What you should do
What is the count of lines that hold the word "fits"? Give only the number.
───── Data shown
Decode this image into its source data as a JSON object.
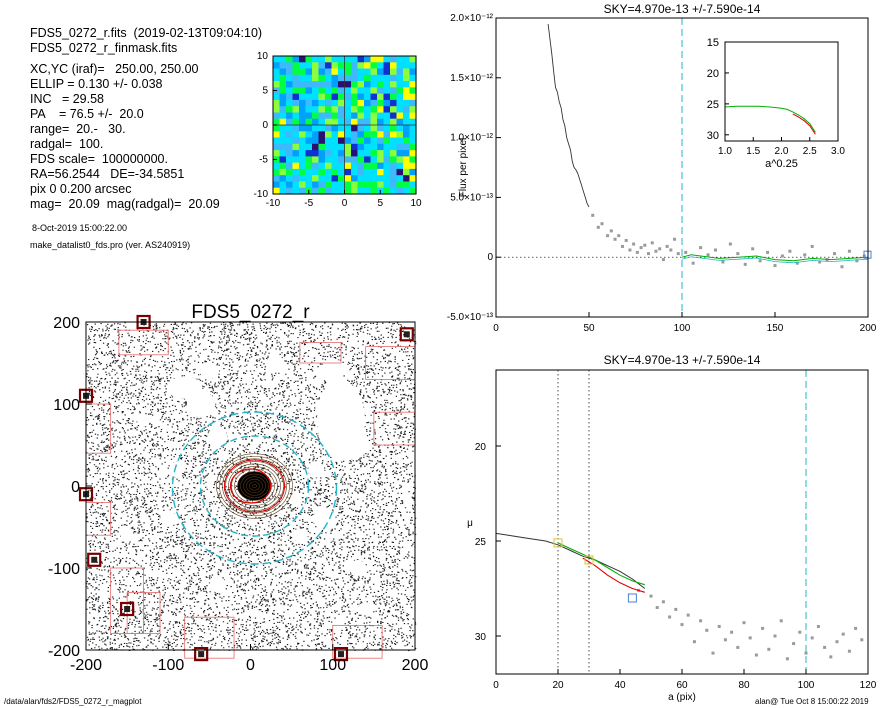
{
  "header": {
    "lines": [
      "FDS5_0272_r.fits  (2019-02-13T09:04:10)",
      "FDS5_0272_r_finmask.fits"
    ],
    "params": [
      "XC,YC (iraf)=   250.00, 250.00",
      "ELLIP = 0.130 +/- 0.038",
      "INC   = 29.58",
      "PA    = 76.5 +/-  20.0",
      "range=  20.-   30.",
      "radgal=  100.",
      "FDS scale=  100000000.",
      "RA=56.2544   DE=-34.5851",
      "pix 0 0.200 arcsec",
      "mag=  20.09  mag(radgal)=  20.09"
    ],
    "date_line": "8-Oct-2019 15:00:22.00",
    "program_line": "make_datalist0_fds.pro (ver. AS240919)"
  },
  "footer": {
    "left": "/data/alan/fds2/FDS5_0272_r_magplot",
    "right": "alan@  Tue Oct  8 15:00:22 2019"
  },
  "colors": {
    "cyan": "#22b5c8",
    "green": "#00b000",
    "red": "#dd0000",
    "points": "#9a9a9a",
    "mask": "#e46a6a"
  },
  "chart_data": [
    {
      "id": "thumbnail",
      "type": "heatmap",
      "xlim": [
        -10,
        10
      ],
      "ylim": [
        -10,
        10
      ],
      "xticks": [
        "-10",
        "-5",
        "0",
        "5",
        "10"
      ],
      "yticks": [
        "10",
        "5",
        "0",
        "-5",
        "-10"
      ]
    },
    {
      "id": "galaxy-image",
      "type": "heatmap",
      "title": "FDS5_0272_r",
      "xlim": [
        -200,
        200
      ],
      "ylim": [
        -200,
        200
      ],
      "xticks": [
        "-200",
        "-100",
        "0",
        "100",
        "200"
      ],
      "yticks": [
        "200",
        "100",
        "0",
        "-100",
        "-200"
      ]
    },
    {
      "id": "flux-profile",
      "type": "line",
      "title": "SKY=4.970e-13 +/-7.590e-14",
      "ylabel": "Flux per pixel",
      "xlim": [
        0,
        200
      ],
      "ylim": [
        -5e-13,
        2e-12
      ],
      "xticks": [
        "0",
        "50",
        "100",
        "150",
        "200"
      ],
      "yticks": [
        "2.0×10⁻¹²",
        "1.5×10⁻¹²",
        "1.0×10⁻¹²",
        "5.0×10⁻¹³",
        "0",
        "-5.0×10⁻¹³"
      ],
      "ytick_values": [
        2e-12,
        1.5e-12,
        1e-12,
        5e-13,
        0,
        -5e-13
      ],
      "vline": 100,
      "hline": 0,
      "profile": {
        "x": [
          28,
          30,
          31,
          32,
          33,
          34,
          35,
          36,
          37,
          38,
          39,
          40,
          41,
          42,
          43,
          44,
          45,
          46,
          47,
          48,
          49,
          50
        ],
        "y": [
          1.95e-12,
          1.7e-12,
          1.55e-12,
          1.42e-12,
          1.38e-12,
          1.3e-12,
          1.25e-12,
          1.15e-12,
          1.1e-12,
          1e-12,
          9.5e-13,
          9e-13,
          8e-13,
          7.5e-13,
          7.3e-13,
          7e-13,
          6.5e-13,
          6e-13,
          5.5e-13,
          5e-13,
          4.5e-13,
          4.2e-13
        ]
      },
      "sky_curve": {
        "x": [
          100,
          105,
          110,
          120,
          130,
          140,
          150,
          160,
          170,
          180,
          190,
          200
        ],
        "y": [
          0,
          2e-14,
          1e-14,
          -1e-14,
          0,
          1e-14,
          -2e-14,
          -3e-14,
          -1e-14,
          -2e-14,
          -1e-14,
          0
        ]
      },
      "scatter": {
        "x": [
          52,
          55,
          57,
          60,
          62,
          64,
          66,
          68,
          70,
          72,
          74,
          76,
          78,
          80,
          82,
          84,
          86,
          88,
          90,
          92,
          94,
          96,
          98,
          102,
          106,
          110,
          114,
          118,
          122,
          126,
          130,
          134,
          138,
          142,
          146,
          150,
          154,
          158,
          162,
          166,
          170,
          174,
          178,
          182,
          186,
          190,
          194,
          198
        ],
        "y": [
          3.5e-13,
          2.5e-13,
          2.8e-13,
          1.8e-13,
          2.2e-13,
          1.5e-13,
          1.8e-13,
          9e-14,
          1.4e-13,
          6e-14,
          1.1e-13,
          4e-14,
          8e-14,
          1e-13,
          3e-14,
          1.2e-13,
          5e-14,
          7e-14,
          -2e-14,
          9e-14,
          6e-14,
          1.5e-13,
          3e-14,
          4e-14,
          -5e-14,
          8e-14,
          2e-14,
          6e-14,
          -4e-14,
          1.1e-13,
          3e-14,
          -6e-14,
          7e-14,
          -3e-14,
          4e-14,
          -7e-14,
          1e-14,
          5e-14,
          -5e-14,
          2e-14,
          9e-14,
          -4e-14,
          -2e-14,
          3e-14,
          -8e-14,
          5e-14,
          -3e-14,
          1e-14
        ]
      },
      "inset": {
        "xlabel": "a^0.25",
        "xlim": [
          1.0,
          3.0
        ],
        "ylim": [
          31,
          15
        ],
        "xticks": [
          "1.0",
          "1.5",
          "2.0",
          "2.5",
          "3.0"
        ],
        "yticks": [
          "15",
          "20",
          "25",
          "30"
        ],
        "ytick_values": [
          15,
          20,
          25,
          30
        ],
        "curve": {
          "x": [
            1.0,
            1.2,
            1.4,
            1.6,
            1.8,
            1.9,
            2.0,
            2.1,
            2.2,
            2.3,
            2.4,
            2.5,
            2.55,
            2.6
          ],
          "y": [
            25.5,
            25.4,
            25.4,
            25.4,
            25.5,
            25.6,
            25.7,
            25.9,
            26.3,
            26.8,
            27.4,
            28.2,
            28.9,
            29.6
          ]
        }
      }
    },
    {
      "id": "mu-profile",
      "type": "line",
      "title": "SKY=4.970e-13 +/-7.590e-14",
      "xlabel": "a (pix)",
      "ylabel": "μ",
      "xlim": [
        0,
        120
      ],
      "ylim": [
        32,
        16
      ],
      "xticks": [
        "0",
        "20",
        "40",
        "60",
        "80",
        "100",
        "120"
      ],
      "yticks": [
        "20",
        "25",
        "30"
      ],
      "ytick_values": [
        20,
        25,
        30
      ],
      "vlines_dotted": [
        20,
        30
      ],
      "vline_dashed": 100,
      "profile": {
        "x": [
          0,
          4,
          8,
          12,
          16,
          20,
          24,
          28,
          32,
          36,
          40,
          44,
          48
        ],
        "y": [
          24.6,
          24.7,
          24.8,
          24.9,
          25.0,
          25.2,
          25.5,
          25.8,
          26.0,
          26.3,
          26.6,
          27.0,
          27.5
        ]
      },
      "green_curve": {
        "x": [
          20,
          24,
          28,
          32,
          36,
          40,
          44,
          48
        ],
        "y": [
          25.1,
          25.4,
          25.7,
          26.0,
          26.4,
          26.8,
          27.1,
          27.3
        ]
      },
      "red_curve": {
        "x": [
          28,
          32,
          36,
          40,
          44,
          48
        ],
        "y": [
          25.9,
          26.3,
          26.8,
          27.2,
          27.5,
          27.7
        ]
      },
      "scatter": {
        "x": [
          46,
          50,
          52,
          54,
          56,
          58,
          60,
          62,
          64,
          66,
          68,
          70,
          72,
          74,
          76,
          78,
          80,
          82,
          84,
          86,
          88,
          90,
          92,
          94,
          96,
          98,
          100,
          102,
          104,
          106,
          108,
          110,
          112,
          114,
          116,
          118
        ],
        "y": [
          27.6,
          27.9,
          28.5,
          28.2,
          29.0,
          28.6,
          29.4,
          28.9,
          30.3,
          29.2,
          29.7,
          30.9,
          29.5,
          30.2,
          29.8,
          30.6,
          29.3,
          30.1,
          31.0,
          29.6,
          30.7,
          30.0,
          29.2,
          31.2,
          30.4,
          29.8,
          30.9,
          30.1,
          29.5,
          30.6,
          31.1,
          30.3,
          29.9,
          30.8,
          29.6,
          30.2
        ]
      },
      "markers": [
        {
          "x": 20,
          "y": 25.1,
          "color": "#e0c040"
        },
        {
          "x": 30,
          "y": 26.0,
          "color": "#e0c040"
        },
        {
          "x": 44,
          "y": 28.0,
          "color": "#4a7fd8"
        }
      ]
    }
  ]
}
──────────
Response to the exercise
2